■ **Consigne**
Recopiez fidèlement, dans l'entretien sur Cash and Repair, le passage qui va de « Quelle place avez-vous » jusqu'à « les différentes tribus. ».

■ **Texte extrait**
------------------------------------------------------------------------
Tout est fait pour que chacun soit responsable de sa décision. L’anarchie, c’est quand il n’y a pas de cadre. Or, ici, dans chaque équipe, dans chaque atelier, les collaborateurs définissent eux-mêmes leur propre cadre : ce dont ils ont besoin pour travailler en sécurité et en sérénité ensemble, mais aussi leurs valeurs. À l’intérieur de ce cadre, il y a une certaine liberté. Ce mode de fonctionnement se nourrit de la vision d’entreprise écrite par les collaborateurs, ce qui retire tout risque d’anarchie. Toutes les décisions sont collectives.

En aucun cas, je n’ai le mot final. Surtout pas. Cela voudrait dire que je ne délègue pas. Les collaborateurs sont responsables de leurs décisions, je n’interviens pas. Au départ, c’était dur. Plus maintenant. J’ai accepté l’idée de ne plus être décisionnaire, c’est la clé. Si j’intervenais, ce serait de la manipulation. Quand on vient me voir avec une problématique, je leur dis : « et si tu étais patron, tu ferais quoi ?» Parfois, je sais que la décision prise est mauvaise mais je laisse faire pour que chacun puisse lui-même en tirer la leçon. L’apprentissage par l’erreur, c’est fondamental, constructif. On apprend mieux en faisant qu’en écoutant. Et c’est en prenant des risques que l’on peut développer une entreprise.

Quelle place avez-vous dans cette organisation ?

Je suis le garant de la culture d’entreprise. Je m’occupe de développer l’entreprise, de définir les grandes lignes. Mais la stratégie vient du terrain, des collaborateurs présents dans les différentes tribus.

Le siège de Cash and Repair, à Dompierre-sur-Yon en Vendée.

Le siège de Cash and Repair, à Dompierre-sur-Yon en Vendée. © DR

En quoi consiste ces tribus et quelle est la vision d’entreprise définie par vos collaborateurs ?

« Le bonheur et l’épanouissement de chacun garantiront la réussite de Cash and Repair ». Cette phrase n’est pas de moi, mais des salariés et elle reflète bien ce que l’on est. Quand nous avons élaboré cette stratégie en 2017, nous avons voulu décortiquer cette vision : c’est quoi le bonheur chez Cash and Repair ? C’est quoi une équipe ? La réponse fut : “être responsable et donner du sens à ce que je fais”. Alors pour permettre à chacun de s’investir sur des sujets en-dehors de ses compétences, nous fonctionnons en tribu. Nous avons ainsi créé une tribu “Comment améliorer le quotidien” où les collaborateurs décident eux-mêmes de leur planning et du montant de leurs rémunérations ; une tribu Recrutement, une Recyclage, une Innovation et une Marketing.
------------------------------------------------------------------------
■ **Extrait des données**

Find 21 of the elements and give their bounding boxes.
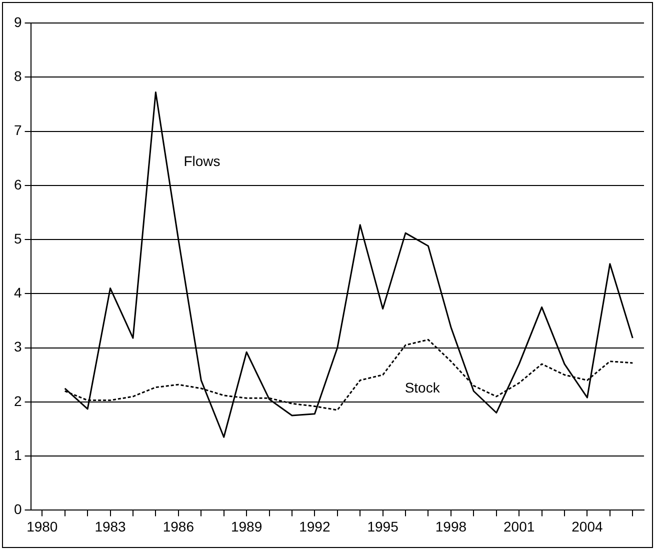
------------------------------------------------------------------------
■ **Corrigé**
Quelle place avez-vous dans cette organisation ?

Je suis le garant de la culture d’entreprise. Je m’occupe de développer l’entreprise, de définir les grandes lignes. Mais la stratégie vient du terrain, des collaborateurs présents dans les différentes tribus.